Figure collection entries
========================================

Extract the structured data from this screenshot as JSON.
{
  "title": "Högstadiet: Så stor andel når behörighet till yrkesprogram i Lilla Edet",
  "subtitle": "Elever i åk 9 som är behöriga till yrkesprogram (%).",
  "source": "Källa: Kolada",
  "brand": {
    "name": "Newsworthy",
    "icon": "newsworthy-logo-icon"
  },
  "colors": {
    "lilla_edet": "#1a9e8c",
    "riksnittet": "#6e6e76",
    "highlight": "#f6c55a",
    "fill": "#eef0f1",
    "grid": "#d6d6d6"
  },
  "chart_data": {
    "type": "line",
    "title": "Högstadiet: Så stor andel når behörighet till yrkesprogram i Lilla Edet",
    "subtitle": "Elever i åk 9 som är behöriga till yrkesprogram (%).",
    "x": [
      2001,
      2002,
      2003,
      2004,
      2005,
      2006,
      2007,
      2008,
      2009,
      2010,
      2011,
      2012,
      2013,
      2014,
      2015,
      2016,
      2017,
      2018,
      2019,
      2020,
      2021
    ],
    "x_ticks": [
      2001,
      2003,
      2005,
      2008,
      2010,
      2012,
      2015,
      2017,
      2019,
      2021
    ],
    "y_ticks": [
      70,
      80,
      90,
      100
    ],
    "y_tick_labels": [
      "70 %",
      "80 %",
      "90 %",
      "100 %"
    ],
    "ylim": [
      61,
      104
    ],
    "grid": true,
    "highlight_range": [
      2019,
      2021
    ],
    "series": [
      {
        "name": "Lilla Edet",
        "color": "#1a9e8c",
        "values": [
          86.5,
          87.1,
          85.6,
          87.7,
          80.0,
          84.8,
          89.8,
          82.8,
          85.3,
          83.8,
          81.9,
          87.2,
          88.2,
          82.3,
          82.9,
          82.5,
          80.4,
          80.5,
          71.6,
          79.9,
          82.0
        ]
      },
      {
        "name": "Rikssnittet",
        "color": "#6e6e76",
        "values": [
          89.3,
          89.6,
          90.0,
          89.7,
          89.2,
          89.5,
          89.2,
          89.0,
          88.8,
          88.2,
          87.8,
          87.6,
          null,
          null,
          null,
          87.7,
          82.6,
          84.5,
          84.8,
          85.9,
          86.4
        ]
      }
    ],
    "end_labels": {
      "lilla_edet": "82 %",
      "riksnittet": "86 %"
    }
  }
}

========================================

_REQUIREMENT_
Find the lines containing "subtitle" and list every one of them.

_PROBLEM SOLUTION_
  "subtitle": "Elever i åk 9 som är behöriga till yrkesprogram (%).",
    "subtitle": "Elever i åk 9 som är behöriga till yrkesprogram (%).",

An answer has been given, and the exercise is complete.